▶ [Complete the following]
A - Summarize the text on software monopolies in two sentences.
B - Extend the text on software monopolies, beginning after its final sentence.

▶ [Text passage]
════════
This doesn’t work so well when negotiating with a monopoly. As a buyer, one starts out at a disadvantage in negotiations with a vendor who has a monopoly because they are the only game in town, so to speak. I might be able to whittle the price down somewhat based on volume, but at the end of the day — the vendor knows they have you pretty much over a barrel. Being in this type of situation tends to tick people off.

People enjoy alternatives and they want competition to drive prices down for them. Not having these choices and having things “done” to them causes people to become angry if not furious!

Let’s use desktop operating systems as an example. With the release of Vista, the clock has started on the life expectancy of XP. While you may put off the purchase for as long as you can, you will eventually be put into a situation where you will be “forced” into switching either to Vista or an alternative.

What’s the alternative? If you say Linux or Mac OS, you are not talking about a real alternative for the mainstream user. Most of their software is designed to run on a Windows machine and some categories of software (such as games) have little if any presence in the Linux and Mac world.

If you are old enough to remember back to the DOS days, you might recall that Lotus 123 was quite the heavyweight when it came to spreadsheets and came at a significant price; at one point I remember it being around $500 a copy. However, it was not long before competition from Borland in the form of Quattro Pro and Excel from Microsoft drove the price down.

Unfortunately (in my opinion) Lotus came to the Windows dance a little too late and got shut out, more or less. By then, organizations had bought into the office concept, and at that time the Microsoft Office suite was a bit of a steal, compared to buying the products individually.

Fast forward to today and Office Professional will run you around $350 bucks. Your possible alternative is OpenOffice or StarOffice. They are significantly cheaper, yet I still say only possible alternatives because there are few organizations of significant size that one could walk into and announce, “Hey folks, in order to save significant dollars, we are going to take away MS Office starting next month or even in 6 months.”

You would have a potential riot on your hands or a situation much like they had in Connecticut (where the State CIO was forced to resign), if you were a large enough organization. I don’t see too many Fortune 500 companies boasting that they are running an Office alternative. For many of the potential buyers of Office, there IS no alternative available.
════════
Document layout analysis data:
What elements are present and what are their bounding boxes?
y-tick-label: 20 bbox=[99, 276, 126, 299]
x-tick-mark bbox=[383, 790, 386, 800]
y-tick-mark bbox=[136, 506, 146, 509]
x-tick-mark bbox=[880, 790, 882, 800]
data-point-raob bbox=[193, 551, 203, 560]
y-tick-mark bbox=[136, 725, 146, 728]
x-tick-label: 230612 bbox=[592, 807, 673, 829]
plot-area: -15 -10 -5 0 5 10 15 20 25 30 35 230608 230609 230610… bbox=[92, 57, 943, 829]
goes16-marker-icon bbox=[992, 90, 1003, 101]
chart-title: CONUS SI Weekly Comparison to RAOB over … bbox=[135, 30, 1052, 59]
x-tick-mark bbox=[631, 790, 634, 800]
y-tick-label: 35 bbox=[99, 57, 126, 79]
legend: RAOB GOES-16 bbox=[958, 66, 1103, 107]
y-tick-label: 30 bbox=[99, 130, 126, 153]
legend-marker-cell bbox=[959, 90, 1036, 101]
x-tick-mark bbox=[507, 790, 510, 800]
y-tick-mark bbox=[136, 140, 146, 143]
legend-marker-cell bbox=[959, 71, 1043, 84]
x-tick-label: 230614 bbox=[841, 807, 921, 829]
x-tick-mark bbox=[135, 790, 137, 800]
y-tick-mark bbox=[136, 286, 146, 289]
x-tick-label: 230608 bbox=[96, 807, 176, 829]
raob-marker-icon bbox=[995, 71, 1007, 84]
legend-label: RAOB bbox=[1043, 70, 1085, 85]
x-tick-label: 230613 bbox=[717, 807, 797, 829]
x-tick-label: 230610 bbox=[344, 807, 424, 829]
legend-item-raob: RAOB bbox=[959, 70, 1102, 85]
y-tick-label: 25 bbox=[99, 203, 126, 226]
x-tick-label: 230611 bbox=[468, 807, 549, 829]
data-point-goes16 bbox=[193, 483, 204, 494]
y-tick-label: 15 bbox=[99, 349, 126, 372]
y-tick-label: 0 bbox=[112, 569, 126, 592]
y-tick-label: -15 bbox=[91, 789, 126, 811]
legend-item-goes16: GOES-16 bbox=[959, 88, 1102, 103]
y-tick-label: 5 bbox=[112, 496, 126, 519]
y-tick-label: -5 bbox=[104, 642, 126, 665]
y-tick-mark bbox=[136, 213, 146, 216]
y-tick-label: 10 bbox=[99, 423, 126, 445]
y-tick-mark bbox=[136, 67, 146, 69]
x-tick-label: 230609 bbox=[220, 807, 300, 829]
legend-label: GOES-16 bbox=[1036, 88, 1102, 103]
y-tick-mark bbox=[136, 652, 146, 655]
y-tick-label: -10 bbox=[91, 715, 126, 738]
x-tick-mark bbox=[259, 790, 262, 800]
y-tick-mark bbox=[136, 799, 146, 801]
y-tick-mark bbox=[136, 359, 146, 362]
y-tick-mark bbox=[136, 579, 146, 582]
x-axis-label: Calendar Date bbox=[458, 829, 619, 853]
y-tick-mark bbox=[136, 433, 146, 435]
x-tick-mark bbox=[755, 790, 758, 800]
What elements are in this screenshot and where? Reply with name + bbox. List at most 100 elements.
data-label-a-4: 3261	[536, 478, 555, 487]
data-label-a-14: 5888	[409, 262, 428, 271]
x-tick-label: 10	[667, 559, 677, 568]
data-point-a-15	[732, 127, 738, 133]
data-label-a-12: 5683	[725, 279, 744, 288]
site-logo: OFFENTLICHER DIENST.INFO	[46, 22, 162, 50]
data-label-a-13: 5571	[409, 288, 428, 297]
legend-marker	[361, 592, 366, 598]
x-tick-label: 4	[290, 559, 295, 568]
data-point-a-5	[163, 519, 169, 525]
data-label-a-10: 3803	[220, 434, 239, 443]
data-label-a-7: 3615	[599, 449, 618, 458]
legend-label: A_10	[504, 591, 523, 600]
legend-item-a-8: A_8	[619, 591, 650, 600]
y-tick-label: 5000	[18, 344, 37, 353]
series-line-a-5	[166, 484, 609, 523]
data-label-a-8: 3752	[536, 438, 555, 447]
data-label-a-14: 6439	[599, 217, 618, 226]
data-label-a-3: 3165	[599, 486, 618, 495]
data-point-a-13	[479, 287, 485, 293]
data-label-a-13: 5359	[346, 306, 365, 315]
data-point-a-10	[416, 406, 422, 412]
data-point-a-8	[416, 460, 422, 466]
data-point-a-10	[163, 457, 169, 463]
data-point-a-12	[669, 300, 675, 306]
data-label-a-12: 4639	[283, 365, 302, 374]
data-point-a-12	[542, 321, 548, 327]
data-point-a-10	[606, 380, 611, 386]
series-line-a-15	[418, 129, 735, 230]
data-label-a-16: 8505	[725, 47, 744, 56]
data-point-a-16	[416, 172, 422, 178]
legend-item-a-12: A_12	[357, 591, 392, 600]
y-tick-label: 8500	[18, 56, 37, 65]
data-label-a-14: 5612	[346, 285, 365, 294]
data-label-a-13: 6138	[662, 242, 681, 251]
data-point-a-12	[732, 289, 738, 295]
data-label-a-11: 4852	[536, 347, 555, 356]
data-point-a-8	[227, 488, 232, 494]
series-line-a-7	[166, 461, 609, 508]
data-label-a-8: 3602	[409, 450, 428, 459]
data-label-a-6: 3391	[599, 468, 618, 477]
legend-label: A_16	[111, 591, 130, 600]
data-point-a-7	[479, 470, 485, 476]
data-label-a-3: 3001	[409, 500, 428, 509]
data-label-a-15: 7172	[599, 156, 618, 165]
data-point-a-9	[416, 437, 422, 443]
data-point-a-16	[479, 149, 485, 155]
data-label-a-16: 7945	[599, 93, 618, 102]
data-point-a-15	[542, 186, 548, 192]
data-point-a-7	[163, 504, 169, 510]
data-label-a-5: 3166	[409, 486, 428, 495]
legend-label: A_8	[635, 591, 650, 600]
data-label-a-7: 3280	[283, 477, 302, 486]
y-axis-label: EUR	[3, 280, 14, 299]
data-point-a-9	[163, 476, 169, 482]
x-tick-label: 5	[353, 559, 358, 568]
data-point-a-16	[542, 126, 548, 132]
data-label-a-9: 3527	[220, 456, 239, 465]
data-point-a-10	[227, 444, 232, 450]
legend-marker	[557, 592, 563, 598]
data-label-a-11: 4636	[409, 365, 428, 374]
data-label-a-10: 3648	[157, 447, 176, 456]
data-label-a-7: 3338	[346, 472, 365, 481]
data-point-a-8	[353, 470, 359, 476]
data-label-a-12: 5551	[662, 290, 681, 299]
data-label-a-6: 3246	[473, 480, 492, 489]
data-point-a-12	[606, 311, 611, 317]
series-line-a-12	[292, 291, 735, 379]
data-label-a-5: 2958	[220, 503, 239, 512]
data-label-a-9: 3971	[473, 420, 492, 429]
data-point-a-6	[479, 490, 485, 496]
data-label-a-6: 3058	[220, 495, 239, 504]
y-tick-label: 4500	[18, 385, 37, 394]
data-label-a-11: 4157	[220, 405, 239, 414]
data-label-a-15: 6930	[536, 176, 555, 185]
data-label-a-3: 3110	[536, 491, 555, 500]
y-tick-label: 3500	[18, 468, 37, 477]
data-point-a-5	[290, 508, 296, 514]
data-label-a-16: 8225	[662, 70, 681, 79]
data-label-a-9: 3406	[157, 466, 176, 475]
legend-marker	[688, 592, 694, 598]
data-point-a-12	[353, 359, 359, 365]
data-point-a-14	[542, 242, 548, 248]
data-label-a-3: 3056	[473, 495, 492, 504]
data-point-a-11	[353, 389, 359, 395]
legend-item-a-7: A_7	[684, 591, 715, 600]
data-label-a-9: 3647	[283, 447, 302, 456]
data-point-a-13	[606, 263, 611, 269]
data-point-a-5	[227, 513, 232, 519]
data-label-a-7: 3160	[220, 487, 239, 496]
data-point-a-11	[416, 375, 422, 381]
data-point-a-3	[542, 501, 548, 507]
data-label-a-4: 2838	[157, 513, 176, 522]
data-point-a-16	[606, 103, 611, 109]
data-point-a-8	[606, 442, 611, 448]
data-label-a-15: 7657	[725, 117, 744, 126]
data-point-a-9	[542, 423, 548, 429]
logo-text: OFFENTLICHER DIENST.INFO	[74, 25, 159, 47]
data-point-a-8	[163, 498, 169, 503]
════════
▶ [Responses]
A - Buyers start at a disadvantage when negotiating with a monopoly vendor, and people, who want alternatives and competition to drive prices down, become angry when they are denied such choices. The text illustrates this with desktop operating systems and office software, recalling that competition once drove down the price of Lotus 123 and asserting that for many potential buyers of Microsoft Office today there is no alternative available.

B -
All this gets us back to the fact that historically in the U.S., we tend to dislike (even loathe) organizations which have a monopoly in a particular area. As a society, we value competition in our market system. Competition is a regulating force, along with the self-interest of the consumer in the economy. They work together to keep prices low, drive innovation, and bring new products to the market place.

If you go back to the late 60s and early 70s, you will find that people hated “Ma Bell”. In the 1800s, it was the Railroads. So, I am not surprised that Microsoft is the focal point for a lot of animosity.

Going back to Mary Jo’s question, “Do we have a double standard for Google and Microsoft?” I would say absolutely. Many see Google as a foil to Microsoft’s dominance and will gladly overlook behavior from Google that Microsoft gets slammed for. Is that wrong? To me, that’s the price of being a market leader, especially if that includes being so dominant as to warrant being called a monopoly. Google should enjoy its time as a public favorite because if the search market thins to the point that THEY are the only game in town, people will start to sing a different tune.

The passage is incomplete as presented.